- **Written instruction**: Print all of the entries exactly, minus the pictures.

- **Stored data**:
○ ○ ○ ○ ○

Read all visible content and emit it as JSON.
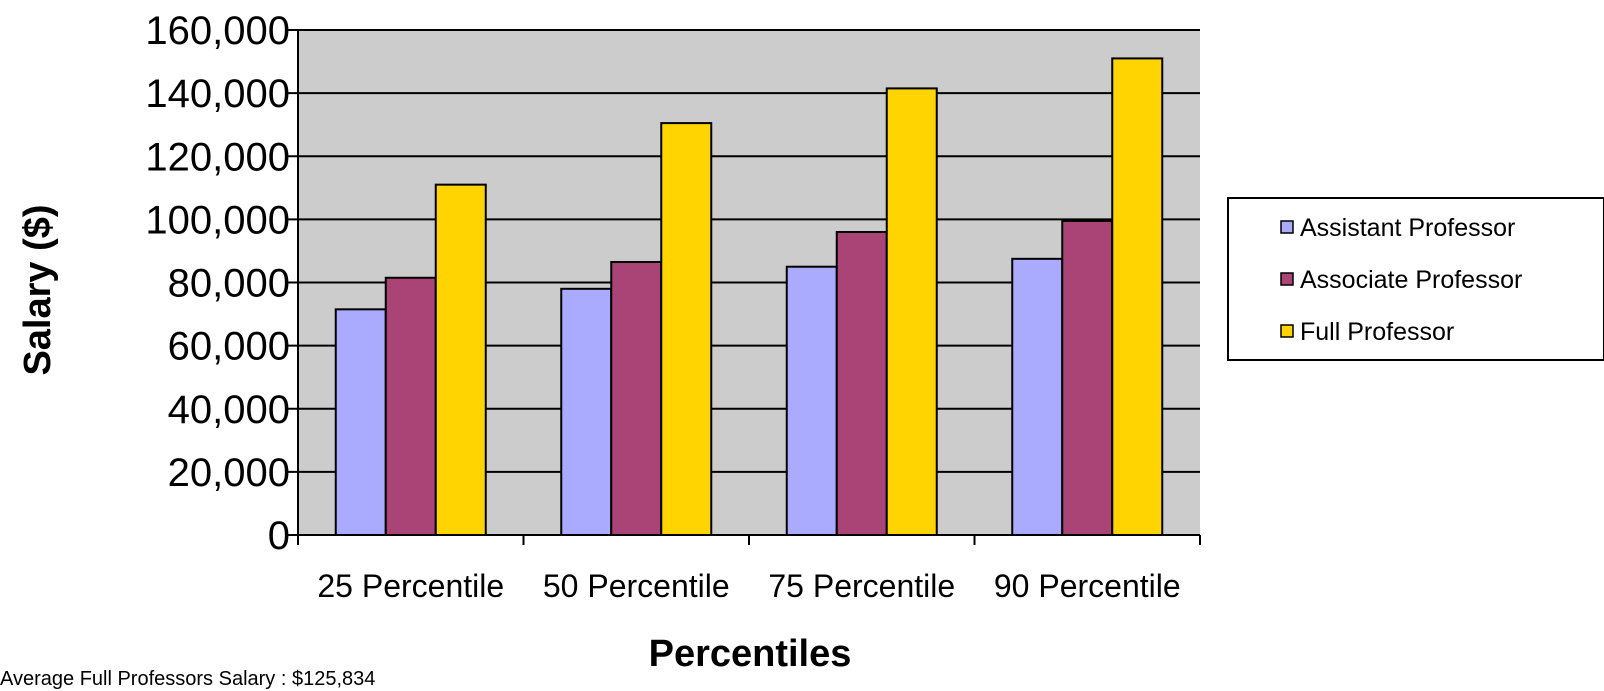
{
  "chart_data": {
    "type": "bar",
    "title": "",
    "xlabel": "Percentiles",
    "ylabel": "Salary ($)",
    "categories": [
      "25 Percentile",
      "50 Percentile",
      "75 Percentile",
      "90 Percentile"
    ],
    "series": [
      {
        "name": "Assistant Professor",
        "color": "#aaaaff",
        "values": [
          71500,
          78000,
          85000,
          87500
        ]
      },
      {
        "name": "Associate Professor",
        "color": "#aa4477",
        "values": [
          81500,
          86500,
          96000,
          99500
        ]
      },
      {
        "name": "Full Professor",
        "color": "#ffd400",
        "values": [
          111000,
          130500,
          141500,
          151000
        ]
      }
    ],
    "ylim": [
      0,
      160000
    ],
    "yticks": [
      0,
      20000,
      40000,
      60000,
      80000,
      100000,
      120000,
      140000,
      160000
    ],
    "ytick_labels": [
      "0",
      "20,000",
      "40,000",
      "60,000",
      "80,000",
      "100,000",
      "120,000",
      "140,000",
      "160,000"
    ],
    "grid": true,
    "plot_background": "#cccccc",
    "legend_position": "right"
  },
  "footnote": "Average Full Professors Salary : $125,834"
}
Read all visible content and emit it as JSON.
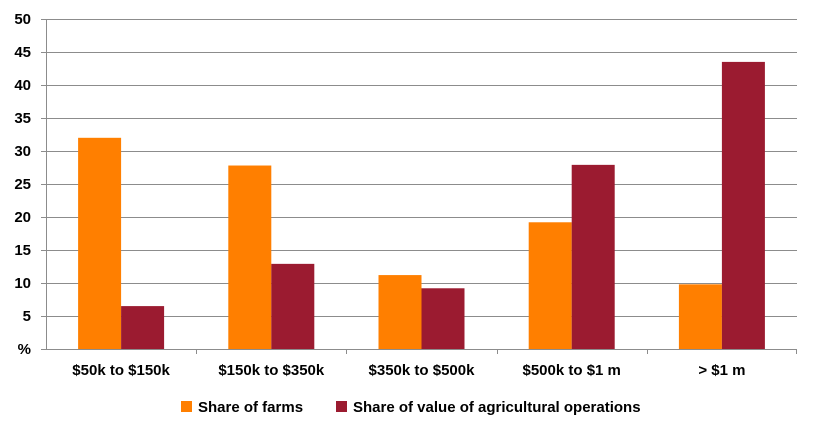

○ ○ ○ ○ ○

- **Problem solution**:
Read all visible content and emit it as JSON.
{
  "chart_data": {
    "type": "bar",
    "title": "",
    "xlabel": "Percentiles",
    "ylabel": "Salary ($)",
    "categories": [
      "25 Percentile",
      "50 Percentile",
      "75 Percentile",
      "90 Percentile"
    ],
    "series": [
      {
        "name": "Assistant Professor",
        "color": "#aaaaff",
        "values": [
          71500,
          78000,
          85000,
          87500
        ]
      },
      {
        "name": "Associate Professor",
        "color": "#aa4477",
        "values": [
          81500,
          86500,
          96000,
          99500
        ]
      },
      {
        "name": "Full Professor",
        "color": "#ffd400",
        "values": [
          111000,
          130500,
          141500,
          151000
        ]
      }
    ],
    "ylim": [
      0,
      160000
    ],
    "yticks": [
      0,
      20000,
      40000,
      60000,
      80000,
      100000,
      120000,
      140000,
      160000
    ],
    "ytick_labels": [
      "0",
      "20,000",
      "40,000",
      "60,000",
      "80,000",
      "100,000",
      "120,000",
      "140,000",
      "160,000"
    ],
    "grid": true,
    "plot_background": "#cccccc",
    "legend_position": "right"
  },
  "footnote": "Average Full Professors Salary : $125,834"
}
Read all visible content and emit it as JSON.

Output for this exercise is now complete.